RECORD LIST =
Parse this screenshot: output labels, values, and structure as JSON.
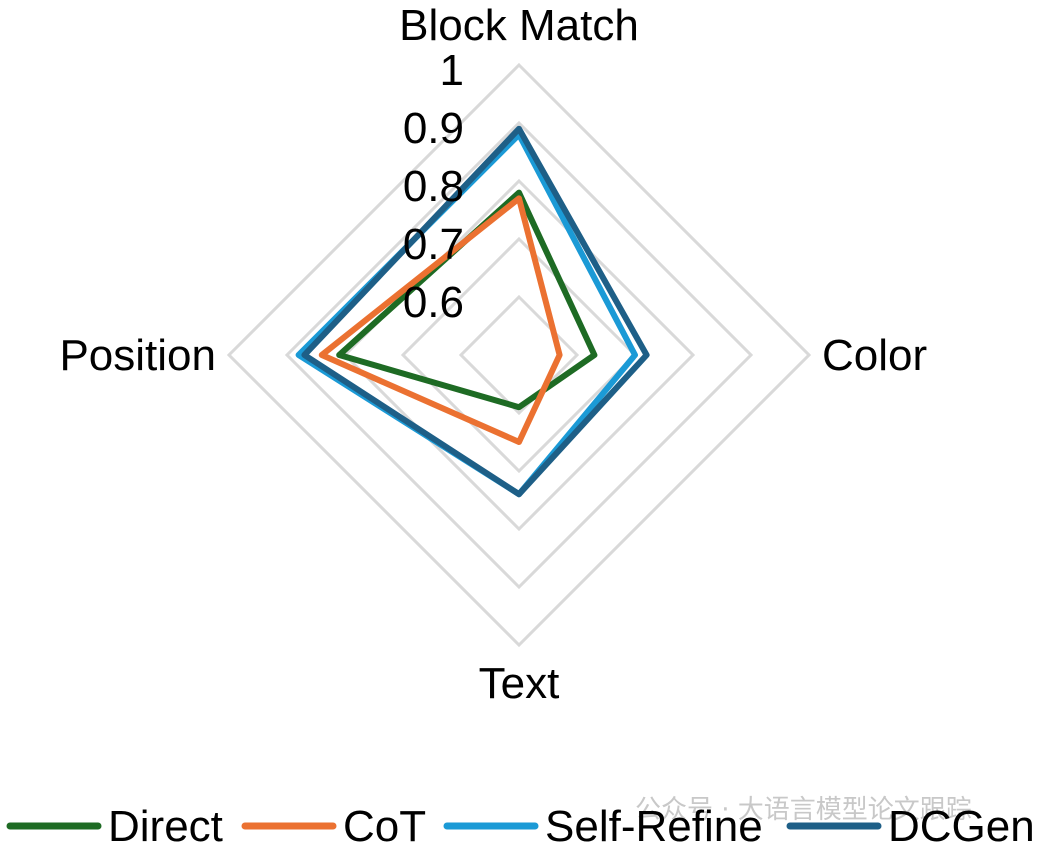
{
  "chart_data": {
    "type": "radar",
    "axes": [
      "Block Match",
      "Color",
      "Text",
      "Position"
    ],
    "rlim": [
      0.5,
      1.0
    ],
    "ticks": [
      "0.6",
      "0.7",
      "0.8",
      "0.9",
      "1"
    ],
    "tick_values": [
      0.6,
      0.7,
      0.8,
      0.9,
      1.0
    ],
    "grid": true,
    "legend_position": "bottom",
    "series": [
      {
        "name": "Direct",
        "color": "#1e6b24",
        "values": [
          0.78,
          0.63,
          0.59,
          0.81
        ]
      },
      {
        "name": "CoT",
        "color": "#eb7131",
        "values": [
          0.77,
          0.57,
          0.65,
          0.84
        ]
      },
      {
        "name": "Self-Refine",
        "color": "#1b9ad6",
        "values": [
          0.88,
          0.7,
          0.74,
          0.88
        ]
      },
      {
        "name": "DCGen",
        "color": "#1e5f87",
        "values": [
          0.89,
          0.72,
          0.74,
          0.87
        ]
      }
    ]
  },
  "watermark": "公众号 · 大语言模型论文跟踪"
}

WHAT IS NEEDED = Retype each line of the listing above word for word. Exclude the pictures.

REPLY TO THE TASK =
Parse this screenshot: output labels, values, and structure as JSON.
{
  "chart_data": {
    "type": "radar",
    "axes": [
      "Block Match",
      "Color",
      "Text",
      "Position"
    ],
    "rlim": [
      0.5,
      1.0
    ],
    "ticks": [
      "0.6",
      "0.7",
      "0.8",
      "0.9",
      "1"
    ],
    "tick_values": [
      0.6,
      0.7,
      0.8,
      0.9,
      1.0
    ],
    "grid": true,
    "legend_position": "bottom",
    "series": [
      {
        "name": "Direct",
        "color": "#1e6b24",
        "values": [
          0.78,
          0.63,
          0.59,
          0.81
        ]
      },
      {
        "name": "CoT",
        "color": "#eb7131",
        "values": [
          0.77,
          0.57,
          0.65,
          0.84
        ]
      },
      {
        "name": "Self-Refine",
        "color": "#1b9ad6",
        "values": [
          0.88,
          0.7,
          0.74,
          0.88
        ]
      },
      {
        "name": "DCGen",
        "color": "#1e5f87",
        "values": [
          0.89,
          0.72,
          0.74,
          0.87
        ]
      }
    ]
  },
  "watermark": "公众号 · 大语言模型论文跟踪"
}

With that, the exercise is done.